## BEGIN
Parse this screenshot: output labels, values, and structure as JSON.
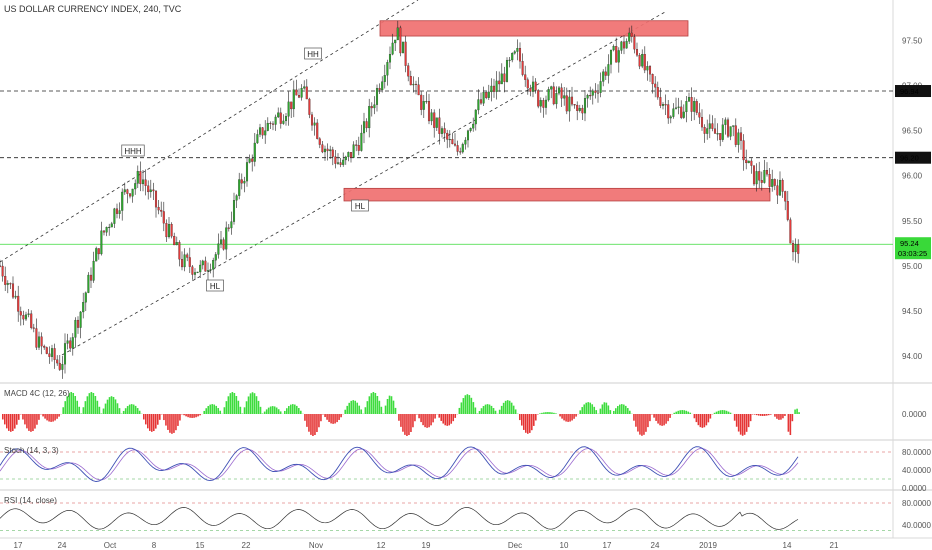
{
  "title": "US DOLLAR CURRENCY INDEX, 240, TVC",
  "colors": {
    "up": "#2fa52f",
    "down": "#e23b3b",
    "zone": "#f07070",
    "level": "#222222",
    "price_line": "#39d939",
    "macd_up": "#3ddc3d",
    "macd_down": "#e53535",
    "stoch_k": "#3f51b5",
    "stoch_d": "#9c6bd0",
    "band_hi": "#d64b4b",
    "band_lo": "#4caf50"
  },
  "price_axis": {
    "ticks": [
      "94.00",
      "94.50",
      "95.00",
      "95.50",
      "96.00",
      "96.50",
      "97.00",
      "97.50"
    ],
    "levels": [
      {
        "value": 96.94,
        "label": "96.94"
      },
      {
        "value": 96.2,
        "label": "96.20"
      }
    ],
    "last": {
      "value": 95.24,
      "label": "95.24",
      "countdown": "03:03:25"
    }
  },
  "time_axis": [
    "17",
    "24",
    "Oct",
    "8",
    "15",
    "22",
    "Nov",
    "12",
    "19",
    "Dec",
    "10",
    "17",
    "24",
    "2019",
    "14",
    "21"
  ],
  "zones": [
    {
      "name": "resistance",
      "from": 97.55,
      "to": 97.72
    },
    {
      "name": "support",
      "from": 95.72,
      "to": 95.86
    }
  ],
  "annotations": [
    {
      "text": "HH",
      "date": "2018-10-29"
    },
    {
      "text": "HHH",
      "date": "2018-10-03"
    },
    {
      "text": "HL",
      "date": "2018-11-07"
    },
    {
      "text": "HL",
      "date": "2018-10-17"
    }
  ],
  "macd": {
    "label": "MACD 4C (12, 26)",
    "axis": [
      "0.0000"
    ]
  },
  "stoch": {
    "label": "Stoch (14, 3, 3)",
    "axis": [
      "80.0000",
      "40.0000",
      "0.0000"
    ]
  },
  "rsi": {
    "label": "RSI (14, close)",
    "axis": [
      "80.0000",
      "40.0000"
    ]
  },
  "chart_data": {
    "type": "candlestick",
    "x_type": "date",
    "title": "US DOLLAR CURRENCY INDEX, 240, TVC",
    "xlim": [
      "2018-09-14",
      "2019-01-25"
    ],
    "ylim": [
      93.7,
      97.95
    ],
    "series": [
      {
        "type": "line",
        "x": [
          "2018-09-14",
          "2018-09-17",
          "2018-09-20",
          "2018-09-23",
          "2018-09-26",
          "2018-09-29",
          "2018-10-02",
          "2018-10-05",
          "2018-10-08",
          "2018-10-11",
          "2018-10-14",
          "2018-10-17",
          "2018-10-20",
          "2018-10-23",
          "2018-10-26",
          "2018-10-29",
          "2018-11-01",
          "2018-11-04",
          "2018-11-07",
          "2018-11-10",
          "2018-11-12",
          "2018-11-15",
          "2018-11-18",
          "2018-11-21",
          "2018-11-24",
          "2018-11-27",
          "2018-11-30",
          "2018-12-03",
          "2018-12-06",
          "2018-12-09",
          "2018-12-12",
          "2018-12-14",
          "2018-12-17",
          "2018-12-20",
          "2018-12-23",
          "2018-12-26",
          "2018-12-29",
          "2019-01-01",
          "2019-01-04",
          "2019-01-07",
          "2019-01-09",
          "2019-01-10",
          "2019-01-11"
        ],
        "y": [
          95.0,
          94.55,
          94.1,
          93.9,
          94.5,
          95.3,
          95.75,
          96.0,
          95.55,
          95.05,
          94.95,
          95.2,
          95.95,
          96.5,
          96.7,
          96.95,
          96.35,
          96.1,
          96.45,
          97.15,
          97.62,
          96.9,
          96.55,
          96.25,
          96.75,
          97.0,
          97.35,
          96.85,
          96.9,
          96.7,
          97.0,
          97.3,
          97.55,
          97.0,
          96.7,
          96.8,
          96.45,
          96.55,
          96.0,
          95.95,
          95.8,
          95.1,
          95.24
        ]
      }
    ]
  }
}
## END
[Given task]
In your copy, repeat each record exactly and include no pictures.

[Worked solution]
Parse this screenshot: output labels, values, and structure as JSON.
{
  "title": "US DOLLAR CURRENCY INDEX, 240, TVC",
  "colors": {
    "up": "#2fa52f",
    "down": "#e23b3b",
    "zone": "#f07070",
    "level": "#222222",
    "price_line": "#39d939",
    "macd_up": "#3ddc3d",
    "macd_down": "#e53535",
    "stoch_k": "#3f51b5",
    "stoch_d": "#9c6bd0",
    "band_hi": "#d64b4b",
    "band_lo": "#4caf50"
  },
  "price_axis": {
    "ticks": [
      "94.00",
      "94.50",
      "95.00",
      "95.50",
      "96.00",
      "96.50",
      "97.00",
      "97.50"
    ],
    "levels": [
      {
        "value": 96.94,
        "label": "96.94"
      },
      {
        "value": 96.2,
        "label": "96.20"
      }
    ],
    "last": {
      "value": 95.24,
      "label": "95.24",
      "countdown": "03:03:25"
    }
  },
  "time_axis": [
    "17",
    "24",
    "Oct",
    "8",
    "15",
    "22",
    "Nov",
    "12",
    "19",
    "Dec",
    "10",
    "17",
    "24",
    "2019",
    "14",
    "21"
  ],
  "zones": [
    {
      "name": "resistance",
      "from": 97.55,
      "to": 97.72
    },
    {
      "name": "support",
      "from": 95.72,
      "to": 95.86
    }
  ],
  "annotations": [
    {
      "text": "HH",
      "date": "2018-10-29"
    },
    {
      "text": "HHH",
      "date": "2018-10-03"
    },
    {
      "text": "HL",
      "date": "2018-11-07"
    },
    {
      "text": "HL",
      "date": "2018-10-17"
    }
  ],
  "macd": {
    "label": "MACD 4C (12, 26)",
    "axis": [
      "0.0000"
    ]
  },
  "stoch": {
    "label": "Stoch (14, 3, 3)",
    "axis": [
      "80.0000",
      "40.0000",
      "0.0000"
    ]
  },
  "rsi": {
    "label": "RSI (14, close)",
    "axis": [
      "80.0000",
      "40.0000"
    ]
  },
  "chart_data": {
    "type": "candlestick",
    "x_type": "date",
    "title": "US DOLLAR CURRENCY INDEX, 240, TVC",
    "xlim": [
      "2018-09-14",
      "2019-01-25"
    ],
    "ylim": [
      93.7,
      97.95
    ],
    "series": [
      {
        "type": "line",
        "x": [
          "2018-09-14",
          "2018-09-17",
          "2018-09-20",
          "2018-09-23",
          "2018-09-26",
          "2018-09-29",
          "2018-10-02",
          "2018-10-05",
          "2018-10-08",
          "2018-10-11",
          "2018-10-14",
          "2018-10-17",
          "2018-10-20",
          "2018-10-23",
          "2018-10-26",
          "2018-10-29",
          "2018-11-01",
          "2018-11-04",
          "2018-11-07",
          "2018-11-10",
          "2018-11-12",
          "2018-11-15",
          "2018-11-18",
          "2018-11-21",
          "2018-11-24",
          "2018-11-27",
          "2018-11-30",
          "2018-12-03",
          "2018-12-06",
          "2018-12-09",
          "2018-12-12",
          "2018-12-14",
          "2018-12-17",
          "2018-12-20",
          "2018-12-23",
          "2018-12-26",
          "2018-12-29",
          "2019-01-01",
          "2019-01-04",
          "2019-01-07",
          "2019-01-09",
          "2019-01-10",
          "2019-01-11"
        ],
        "y": [
          95.0,
          94.55,
          94.1,
          93.9,
          94.5,
          95.3,
          95.75,
          96.0,
          95.55,
          95.05,
          94.95,
          95.2,
          95.95,
          96.5,
          96.7,
          96.95,
          96.35,
          96.1,
          96.45,
          97.15,
          97.62,
          96.9,
          96.55,
          96.25,
          96.75,
          97.0,
          97.35,
          96.85,
          96.9,
          96.7,
          97.0,
          97.3,
          97.55,
          97.0,
          96.7,
          96.8,
          96.45,
          96.55,
          96.0,
          95.95,
          95.8,
          95.1,
          95.24
        ]
      }
    ]
  }
}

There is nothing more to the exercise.